■ Your goal ■
Copy the data precisely, keeping every character.

# START OF Raw data

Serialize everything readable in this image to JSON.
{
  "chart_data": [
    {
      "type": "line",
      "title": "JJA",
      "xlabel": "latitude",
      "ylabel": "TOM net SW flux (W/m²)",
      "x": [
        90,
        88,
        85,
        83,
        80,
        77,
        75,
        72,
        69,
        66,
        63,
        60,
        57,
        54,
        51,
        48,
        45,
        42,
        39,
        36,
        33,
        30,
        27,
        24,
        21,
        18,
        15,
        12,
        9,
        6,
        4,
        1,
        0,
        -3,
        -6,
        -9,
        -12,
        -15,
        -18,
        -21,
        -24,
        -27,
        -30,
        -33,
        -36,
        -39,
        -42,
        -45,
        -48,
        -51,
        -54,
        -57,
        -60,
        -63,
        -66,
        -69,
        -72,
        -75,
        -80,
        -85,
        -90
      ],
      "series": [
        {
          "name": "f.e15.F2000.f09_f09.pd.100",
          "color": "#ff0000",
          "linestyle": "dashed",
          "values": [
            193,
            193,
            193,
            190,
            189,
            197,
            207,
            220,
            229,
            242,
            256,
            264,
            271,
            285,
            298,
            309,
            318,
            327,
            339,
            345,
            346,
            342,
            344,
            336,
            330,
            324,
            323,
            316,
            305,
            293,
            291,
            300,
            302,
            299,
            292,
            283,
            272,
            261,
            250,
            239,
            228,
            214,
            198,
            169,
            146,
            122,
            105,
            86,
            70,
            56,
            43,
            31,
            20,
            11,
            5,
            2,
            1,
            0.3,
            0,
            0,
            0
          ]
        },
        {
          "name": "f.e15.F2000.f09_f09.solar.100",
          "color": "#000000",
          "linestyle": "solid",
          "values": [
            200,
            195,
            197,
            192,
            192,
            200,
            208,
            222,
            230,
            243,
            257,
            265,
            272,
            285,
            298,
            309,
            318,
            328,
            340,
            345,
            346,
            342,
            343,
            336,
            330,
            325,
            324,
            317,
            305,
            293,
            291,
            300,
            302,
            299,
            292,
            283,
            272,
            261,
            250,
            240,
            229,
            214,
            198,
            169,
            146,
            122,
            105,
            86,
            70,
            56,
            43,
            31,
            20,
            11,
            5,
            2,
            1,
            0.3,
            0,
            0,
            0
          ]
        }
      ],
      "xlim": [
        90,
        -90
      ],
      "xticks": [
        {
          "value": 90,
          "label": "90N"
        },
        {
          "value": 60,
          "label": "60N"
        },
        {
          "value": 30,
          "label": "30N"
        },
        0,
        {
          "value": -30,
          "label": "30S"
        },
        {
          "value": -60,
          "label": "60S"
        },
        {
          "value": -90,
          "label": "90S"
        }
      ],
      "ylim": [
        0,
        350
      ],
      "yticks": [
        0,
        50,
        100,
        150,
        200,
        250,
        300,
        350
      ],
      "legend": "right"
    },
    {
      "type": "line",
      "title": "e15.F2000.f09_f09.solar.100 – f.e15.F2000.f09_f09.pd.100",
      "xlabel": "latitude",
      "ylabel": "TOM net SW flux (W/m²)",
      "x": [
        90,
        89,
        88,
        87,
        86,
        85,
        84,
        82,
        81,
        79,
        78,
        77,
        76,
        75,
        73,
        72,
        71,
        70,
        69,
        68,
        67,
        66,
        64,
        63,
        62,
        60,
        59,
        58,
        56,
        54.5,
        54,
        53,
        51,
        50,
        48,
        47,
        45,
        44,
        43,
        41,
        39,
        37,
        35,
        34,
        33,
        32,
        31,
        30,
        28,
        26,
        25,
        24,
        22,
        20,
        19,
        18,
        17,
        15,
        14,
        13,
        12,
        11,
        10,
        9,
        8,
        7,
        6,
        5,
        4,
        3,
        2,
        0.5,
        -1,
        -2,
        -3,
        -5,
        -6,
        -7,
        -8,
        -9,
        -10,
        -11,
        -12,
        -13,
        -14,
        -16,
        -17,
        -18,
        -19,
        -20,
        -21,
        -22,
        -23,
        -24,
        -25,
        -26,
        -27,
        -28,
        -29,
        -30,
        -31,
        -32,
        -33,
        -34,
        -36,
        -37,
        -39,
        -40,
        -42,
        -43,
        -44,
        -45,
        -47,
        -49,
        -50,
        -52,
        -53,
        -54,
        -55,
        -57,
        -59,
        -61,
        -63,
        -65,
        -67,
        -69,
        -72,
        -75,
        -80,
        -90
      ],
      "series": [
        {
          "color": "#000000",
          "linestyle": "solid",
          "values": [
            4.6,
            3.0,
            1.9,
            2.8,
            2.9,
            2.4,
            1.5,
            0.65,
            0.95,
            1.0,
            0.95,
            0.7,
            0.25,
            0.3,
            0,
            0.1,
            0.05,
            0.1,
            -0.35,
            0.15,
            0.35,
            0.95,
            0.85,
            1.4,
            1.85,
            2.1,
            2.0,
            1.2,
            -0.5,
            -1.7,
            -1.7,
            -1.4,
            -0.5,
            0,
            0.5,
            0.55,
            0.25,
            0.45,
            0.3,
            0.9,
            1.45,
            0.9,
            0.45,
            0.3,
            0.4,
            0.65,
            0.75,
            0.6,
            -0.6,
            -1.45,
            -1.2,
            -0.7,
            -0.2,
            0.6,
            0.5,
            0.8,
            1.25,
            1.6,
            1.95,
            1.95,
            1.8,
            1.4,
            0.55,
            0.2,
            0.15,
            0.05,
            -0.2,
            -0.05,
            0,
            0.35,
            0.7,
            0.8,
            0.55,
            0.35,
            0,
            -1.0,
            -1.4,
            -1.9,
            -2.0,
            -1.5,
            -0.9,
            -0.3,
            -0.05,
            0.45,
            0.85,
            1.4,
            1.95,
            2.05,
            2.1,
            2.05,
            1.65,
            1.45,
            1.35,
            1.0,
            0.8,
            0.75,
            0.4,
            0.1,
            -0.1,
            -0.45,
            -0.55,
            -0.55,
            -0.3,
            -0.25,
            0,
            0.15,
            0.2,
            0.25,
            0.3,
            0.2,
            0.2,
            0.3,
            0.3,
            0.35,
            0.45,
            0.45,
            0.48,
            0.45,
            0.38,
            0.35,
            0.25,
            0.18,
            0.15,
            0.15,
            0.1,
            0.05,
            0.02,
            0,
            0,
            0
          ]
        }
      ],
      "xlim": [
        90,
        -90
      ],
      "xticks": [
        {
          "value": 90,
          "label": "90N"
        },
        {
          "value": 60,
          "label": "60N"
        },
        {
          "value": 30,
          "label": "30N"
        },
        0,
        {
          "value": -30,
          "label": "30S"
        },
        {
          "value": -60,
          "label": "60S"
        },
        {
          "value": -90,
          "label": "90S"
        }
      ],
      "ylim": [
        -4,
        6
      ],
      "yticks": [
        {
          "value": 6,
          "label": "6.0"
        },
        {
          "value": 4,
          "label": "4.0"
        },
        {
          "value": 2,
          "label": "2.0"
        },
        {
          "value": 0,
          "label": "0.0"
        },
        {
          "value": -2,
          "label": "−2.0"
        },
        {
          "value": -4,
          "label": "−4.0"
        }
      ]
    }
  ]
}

# END OF Raw data

■ Result of the exercise ■
Serialize everything readable in this image to JSON.
{
  "chart_data": [
    {
      "type": "line",
      "title": "JJA",
      "xlabel": "latitude",
      "ylabel": "TOM net SW flux (W/m²)",
      "x": [
        90,
        88,
        85,
        83,
        80,
        77,
        75,
        72,
        69,
        66,
        63,
        60,
        57,
        54,
        51,
        48,
        45,
        42,
        39,
        36,
        33,
        30,
        27,
        24,
        21,
        18,
        15,
        12,
        9,
        6,
        4,
        1,
        0,
        -3,
        -6,
        -9,
        -12,
        -15,
        -18,
        -21,
        -24,
        -27,
        -30,
        -33,
        -36,
        -39,
        -42,
        -45,
        -48,
        -51,
        -54,
        -57,
        -60,
        -63,
        -66,
        -69,
        -72,
        -75,
        -80,
        -85,
        -90
      ],
      "series": [
        {
          "name": "f.e15.F2000.f09_f09.pd.100",
          "color": "#ff0000",
          "linestyle": "dashed",
          "values": [
            193,
            193,
            193,
            190,
            189,
            197,
            207,
            220,
            229,
            242,
            256,
            264,
            271,
            285,
            298,
            309,
            318,
            327,
            339,
            345,
            346,
            342,
            344,
            336,
            330,
            324,
            323,
            316,
            305,
            293,
            291,
            300,
            302,
            299,
            292,
            283,
            272,
            261,
            250,
            239,
            228,
            214,
            198,
            169,
            146,
            122,
            105,
            86,
            70,
            56,
            43,
            31,
            20,
            11,
            5,
            2,
            1,
            0.3,
            0,
            0,
            0
          ]
        },
        {
          "name": "f.e15.F2000.f09_f09.solar.100",
          "color": "#000000",
          "linestyle": "solid",
          "values": [
            200,
            195,
            197,
            192,
            192,
            200,
            208,
            222,
            230,
            243,
            257,
            265,
            272,
            285,
            298,
            309,
            318,
            328,
            340,
            345,
            346,
            342,
            343,
            336,
            330,
            325,
            324,
            317,
            305,
            293,
            291,
            300,
            302,
            299,
            292,
            283,
            272,
            261,
            250,
            240,
            229,
            214,
            198,
            169,
            146,
            122,
            105,
            86,
            70,
            56,
            43,
            31,
            20,
            11,
            5,
            2,
            1,
            0.3,
            0,
            0,
            0
          ]
        }
      ],
      "xlim": [
        90,
        -90
      ],
      "xticks": [
        {
          "value": 90,
          "label": "90N"
        },
        {
          "value": 60,
          "label": "60N"
        },
        {
          "value": 30,
          "label": "30N"
        },
        0,
        {
          "value": -30,
          "label": "30S"
        },
        {
          "value": -60,
          "label": "60S"
        },
        {
          "value": -90,
          "label": "90S"
        }
      ],
      "ylim": [
        0,
        350
      ],
      "yticks": [
        0,
        50,
        100,
        150,
        200,
        250,
        300,
        350
      ],
      "legend": "right"
    },
    {
      "type": "line",
      "title": "e15.F2000.f09_f09.solar.100 – f.e15.F2000.f09_f09.pd.100",
      "xlabel": "latitude",
      "ylabel": "TOM net SW flux (W/m²)",
      "x": [
        90,
        89,
        88,
        87,
        86,
        85,
        84,
        82,
        81,
        79,
        78,
        77,
        76,
        75,
        73,
        72,
        71,
        70,
        69,
        68,
        67,
        66,
        64,
        63,
        62,
        60,
        59,
        58,
        56,
        54.5,
        54,
        53,
        51,
        50,
        48,
        47,
        45,
        44,
        43,
        41,
        39,
        37,
        35,
        34,
        33,
        32,
        31,
        30,
        28,
        26,
        25,
        24,
        22,
        20,
        19,
        18,
        17,
        15,
        14,
        13,
        12,
        11,
        10,
        9,
        8,
        7,
        6,
        5,
        4,
        3,
        2,
        0.5,
        -1,
        -2,
        -3,
        -5,
        -6,
        -7,
        -8,
        -9,
        -10,
        -11,
        -12,
        -13,
        -14,
        -16,
        -17,
        -18,
        -19,
        -20,
        -21,
        -22,
        -23,
        -24,
        -25,
        -26,
        -27,
        -28,
        -29,
        -30,
        -31,
        -32,
        -33,
        -34,
        -36,
        -37,
        -39,
        -40,
        -42,
        -43,
        -44,
        -45,
        -47,
        -49,
        -50,
        -52,
        -53,
        -54,
        -55,
        -57,
        -59,
        -61,
        -63,
        -65,
        -67,
        -69,
        -72,
        -75,
        -80,
        -90
      ],
      "series": [
        {
          "color": "#000000",
          "linestyle": "solid",
          "values": [
            4.6,
            3.0,
            1.9,
            2.8,
            2.9,
            2.4,
            1.5,
            0.65,
            0.95,
            1.0,
            0.95,
            0.7,
            0.25,
            0.3,
            0,
            0.1,
            0.05,
            0.1,
            -0.35,
            0.15,
            0.35,
            0.95,
            0.85,
            1.4,
            1.85,
            2.1,
            2.0,
            1.2,
            -0.5,
            -1.7,
            -1.7,
            -1.4,
            -0.5,
            0,
            0.5,
            0.55,
            0.25,
            0.45,
            0.3,
            0.9,
            1.45,
            0.9,
            0.45,
            0.3,
            0.4,
            0.65,
            0.75,
            0.6,
            -0.6,
            -1.45,
            -1.2,
            -0.7,
            -0.2,
            0.6,
            0.5,
            0.8,
            1.25,
            1.6,
            1.95,
            1.95,
            1.8,
            1.4,
            0.55,
            0.2,
            0.15,
            0.05,
            -0.2,
            -0.05,
            0,
            0.35,
            0.7,
            0.8,
            0.55,
            0.35,
            0,
            -1.0,
            -1.4,
            -1.9,
            -2.0,
            -1.5,
            -0.9,
            -0.3,
            -0.05,
            0.45,
            0.85,
            1.4,
            1.95,
            2.05,
            2.1,
            2.05,
            1.65,
            1.45,
            1.35,
            1.0,
            0.8,
            0.75,
            0.4,
            0.1,
            -0.1,
            -0.45,
            -0.55,
            -0.55,
            -0.3,
            -0.25,
            0,
            0.15,
            0.2,
            0.25,
            0.3,
            0.2,
            0.2,
            0.3,
            0.3,
            0.35,
            0.45,
            0.45,
            0.48,
            0.45,
            0.38,
            0.35,
            0.25,
            0.18,
            0.15,
            0.15,
            0.1,
            0.05,
            0.02,
            0,
            0,
            0
          ]
        }
      ],
      "xlim": [
        90,
        -90
      ],
      "xticks": [
        {
          "value": 90,
          "label": "90N"
        },
        {
          "value": 60,
          "label": "60N"
        },
        {
          "value": 30,
          "label": "30N"
        },
        0,
        {
          "value": -30,
          "label": "30S"
        },
        {
          "value": -60,
          "label": "60S"
        },
        {
          "value": -90,
          "label": "90S"
        }
      ],
      "ylim": [
        -4,
        6
      ],
      "yticks": [
        {
          "value": 6,
          "label": "6.0"
        },
        {
          "value": 4,
          "label": "4.0"
        },
        {
          "value": 2,
          "label": "2.0"
        },
        {
          "value": 0,
          "label": "0.0"
        },
        {
          "value": -2,
          "label": "−2.0"
        },
        {
          "value": -4,
          "label": "−4.0"
        }
      ]
    }
  ]
}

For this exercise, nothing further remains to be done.